Set down the full listing exactly, character for character.
-- -- --
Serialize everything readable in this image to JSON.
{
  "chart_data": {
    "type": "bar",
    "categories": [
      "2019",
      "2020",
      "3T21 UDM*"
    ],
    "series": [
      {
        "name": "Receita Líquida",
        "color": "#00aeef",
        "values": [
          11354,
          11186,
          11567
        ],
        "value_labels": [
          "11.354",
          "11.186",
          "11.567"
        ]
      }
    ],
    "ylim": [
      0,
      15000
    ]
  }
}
-- -- --
- EXPECTED ANSWER -
Serialize everything readable in this image to JSON.
{
  "chart_data": {
    "type": "bar",
    "categories": [
      "2019",
      "2020",
      "3T21 UDM*"
    ],
    "series": [
      {
        "name": "Receita Líquida",
        "color": "#00aeef",
        "values": [
          11354,
          11186,
          11567
        ],
        "value_labels": [
          "11.354",
          "11.186",
          "11.567"
        ]
      }
    ],
    "ylim": [
      0,
      15000
    ]
  }
}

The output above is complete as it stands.